[START OF Provided records]
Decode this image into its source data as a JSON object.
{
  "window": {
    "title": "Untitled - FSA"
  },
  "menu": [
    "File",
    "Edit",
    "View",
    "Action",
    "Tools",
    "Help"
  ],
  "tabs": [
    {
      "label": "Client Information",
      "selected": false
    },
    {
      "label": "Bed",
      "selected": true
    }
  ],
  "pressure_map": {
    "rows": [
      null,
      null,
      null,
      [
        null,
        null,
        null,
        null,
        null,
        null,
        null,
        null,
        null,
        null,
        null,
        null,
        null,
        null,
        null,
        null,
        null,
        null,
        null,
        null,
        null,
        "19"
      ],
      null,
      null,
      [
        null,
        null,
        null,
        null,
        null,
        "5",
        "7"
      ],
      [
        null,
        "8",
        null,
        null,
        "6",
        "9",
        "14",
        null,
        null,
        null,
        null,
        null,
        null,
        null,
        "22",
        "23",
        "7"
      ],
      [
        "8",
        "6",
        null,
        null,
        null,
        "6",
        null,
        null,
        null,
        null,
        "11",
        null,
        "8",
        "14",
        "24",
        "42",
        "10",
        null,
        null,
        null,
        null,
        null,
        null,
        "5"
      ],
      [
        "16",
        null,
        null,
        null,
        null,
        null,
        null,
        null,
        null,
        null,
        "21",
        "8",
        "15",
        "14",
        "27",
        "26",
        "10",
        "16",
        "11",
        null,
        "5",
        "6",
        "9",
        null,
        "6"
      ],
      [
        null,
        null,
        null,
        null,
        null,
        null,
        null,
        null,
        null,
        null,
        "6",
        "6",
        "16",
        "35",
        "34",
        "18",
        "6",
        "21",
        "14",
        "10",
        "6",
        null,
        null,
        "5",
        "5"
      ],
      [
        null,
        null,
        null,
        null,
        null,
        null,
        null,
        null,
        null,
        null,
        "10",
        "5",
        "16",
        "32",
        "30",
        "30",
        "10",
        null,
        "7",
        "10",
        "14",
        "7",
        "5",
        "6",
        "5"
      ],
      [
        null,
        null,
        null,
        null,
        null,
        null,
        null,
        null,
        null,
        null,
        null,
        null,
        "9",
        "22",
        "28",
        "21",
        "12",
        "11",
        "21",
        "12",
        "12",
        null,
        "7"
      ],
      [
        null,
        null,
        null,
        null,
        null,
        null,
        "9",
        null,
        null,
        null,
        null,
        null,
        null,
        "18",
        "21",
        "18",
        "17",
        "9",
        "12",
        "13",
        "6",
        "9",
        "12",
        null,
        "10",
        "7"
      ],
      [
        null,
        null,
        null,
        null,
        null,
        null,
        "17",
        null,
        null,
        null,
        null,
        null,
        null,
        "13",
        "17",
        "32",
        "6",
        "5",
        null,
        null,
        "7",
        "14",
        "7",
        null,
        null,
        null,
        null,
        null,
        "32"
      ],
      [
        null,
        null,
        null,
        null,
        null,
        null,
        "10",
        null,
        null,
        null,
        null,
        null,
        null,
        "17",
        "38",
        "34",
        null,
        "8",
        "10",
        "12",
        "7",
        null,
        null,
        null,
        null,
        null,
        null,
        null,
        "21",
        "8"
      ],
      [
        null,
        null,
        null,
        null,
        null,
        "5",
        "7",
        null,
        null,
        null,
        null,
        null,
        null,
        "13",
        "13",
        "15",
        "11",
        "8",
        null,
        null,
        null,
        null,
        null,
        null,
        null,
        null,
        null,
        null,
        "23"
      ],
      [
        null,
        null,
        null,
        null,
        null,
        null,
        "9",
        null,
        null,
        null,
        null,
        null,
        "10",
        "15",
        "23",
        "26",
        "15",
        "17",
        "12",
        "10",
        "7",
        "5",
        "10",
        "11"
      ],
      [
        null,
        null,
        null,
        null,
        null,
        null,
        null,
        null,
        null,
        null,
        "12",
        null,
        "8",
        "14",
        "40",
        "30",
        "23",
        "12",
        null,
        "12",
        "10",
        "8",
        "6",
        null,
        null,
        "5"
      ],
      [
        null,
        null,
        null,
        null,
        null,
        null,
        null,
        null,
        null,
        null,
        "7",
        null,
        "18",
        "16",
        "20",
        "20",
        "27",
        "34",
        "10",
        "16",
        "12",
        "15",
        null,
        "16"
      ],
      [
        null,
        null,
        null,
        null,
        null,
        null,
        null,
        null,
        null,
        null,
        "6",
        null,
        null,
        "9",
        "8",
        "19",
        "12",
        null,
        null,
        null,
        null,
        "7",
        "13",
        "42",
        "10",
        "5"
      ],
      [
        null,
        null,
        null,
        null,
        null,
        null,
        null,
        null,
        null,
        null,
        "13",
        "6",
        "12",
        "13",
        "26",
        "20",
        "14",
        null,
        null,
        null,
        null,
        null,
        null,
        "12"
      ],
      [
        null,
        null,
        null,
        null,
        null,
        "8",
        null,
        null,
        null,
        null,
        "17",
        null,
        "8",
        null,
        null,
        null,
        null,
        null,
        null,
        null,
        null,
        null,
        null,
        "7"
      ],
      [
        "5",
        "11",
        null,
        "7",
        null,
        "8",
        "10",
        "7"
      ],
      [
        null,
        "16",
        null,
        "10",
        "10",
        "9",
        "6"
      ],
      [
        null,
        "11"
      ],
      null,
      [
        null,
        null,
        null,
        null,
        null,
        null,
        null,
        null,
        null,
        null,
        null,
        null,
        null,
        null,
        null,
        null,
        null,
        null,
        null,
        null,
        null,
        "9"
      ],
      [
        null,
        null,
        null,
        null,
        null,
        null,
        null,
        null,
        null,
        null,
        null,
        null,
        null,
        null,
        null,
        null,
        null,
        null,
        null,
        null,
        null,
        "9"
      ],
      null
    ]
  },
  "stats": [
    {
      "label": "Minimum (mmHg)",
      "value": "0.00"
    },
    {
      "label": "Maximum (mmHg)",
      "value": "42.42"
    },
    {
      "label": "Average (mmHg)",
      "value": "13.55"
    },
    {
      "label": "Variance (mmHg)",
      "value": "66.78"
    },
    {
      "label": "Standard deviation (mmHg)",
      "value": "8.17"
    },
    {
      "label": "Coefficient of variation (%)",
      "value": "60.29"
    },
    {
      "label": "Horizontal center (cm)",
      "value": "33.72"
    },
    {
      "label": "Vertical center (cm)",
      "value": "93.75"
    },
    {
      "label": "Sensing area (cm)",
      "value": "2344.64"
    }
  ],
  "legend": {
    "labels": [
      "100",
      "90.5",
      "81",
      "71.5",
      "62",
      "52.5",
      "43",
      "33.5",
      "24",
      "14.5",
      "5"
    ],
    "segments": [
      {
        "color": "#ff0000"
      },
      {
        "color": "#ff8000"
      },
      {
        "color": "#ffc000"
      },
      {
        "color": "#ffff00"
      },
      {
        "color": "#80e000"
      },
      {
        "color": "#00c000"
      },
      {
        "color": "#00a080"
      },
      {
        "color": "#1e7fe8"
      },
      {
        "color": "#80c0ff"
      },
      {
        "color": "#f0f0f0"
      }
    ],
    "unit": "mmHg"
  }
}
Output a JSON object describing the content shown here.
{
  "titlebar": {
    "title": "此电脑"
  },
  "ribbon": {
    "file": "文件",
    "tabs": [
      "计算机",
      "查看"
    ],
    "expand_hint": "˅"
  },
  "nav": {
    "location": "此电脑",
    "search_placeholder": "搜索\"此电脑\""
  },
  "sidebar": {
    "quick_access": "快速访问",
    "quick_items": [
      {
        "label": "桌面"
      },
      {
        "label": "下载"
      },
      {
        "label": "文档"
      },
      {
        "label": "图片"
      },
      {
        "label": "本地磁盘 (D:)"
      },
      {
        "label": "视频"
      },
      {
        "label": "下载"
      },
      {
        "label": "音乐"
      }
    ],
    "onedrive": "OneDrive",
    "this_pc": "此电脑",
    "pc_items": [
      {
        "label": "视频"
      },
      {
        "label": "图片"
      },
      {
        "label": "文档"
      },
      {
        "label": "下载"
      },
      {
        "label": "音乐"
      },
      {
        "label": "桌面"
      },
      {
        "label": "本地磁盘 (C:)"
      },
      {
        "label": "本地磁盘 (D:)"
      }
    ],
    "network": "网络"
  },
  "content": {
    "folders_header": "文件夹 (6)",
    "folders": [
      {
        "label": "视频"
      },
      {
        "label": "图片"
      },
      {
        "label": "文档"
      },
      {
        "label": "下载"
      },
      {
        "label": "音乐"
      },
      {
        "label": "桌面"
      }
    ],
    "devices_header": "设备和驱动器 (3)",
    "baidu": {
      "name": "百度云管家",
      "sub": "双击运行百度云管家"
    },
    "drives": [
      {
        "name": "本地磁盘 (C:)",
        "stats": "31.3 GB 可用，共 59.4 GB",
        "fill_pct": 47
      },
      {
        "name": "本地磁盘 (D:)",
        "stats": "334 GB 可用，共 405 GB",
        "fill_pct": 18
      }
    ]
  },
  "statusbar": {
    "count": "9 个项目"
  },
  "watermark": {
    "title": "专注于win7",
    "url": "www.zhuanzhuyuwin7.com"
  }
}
[END OF Provided records]
Required work: Among the lines above, count those containing the word "center" and give nothing but the result.

Right answer: 2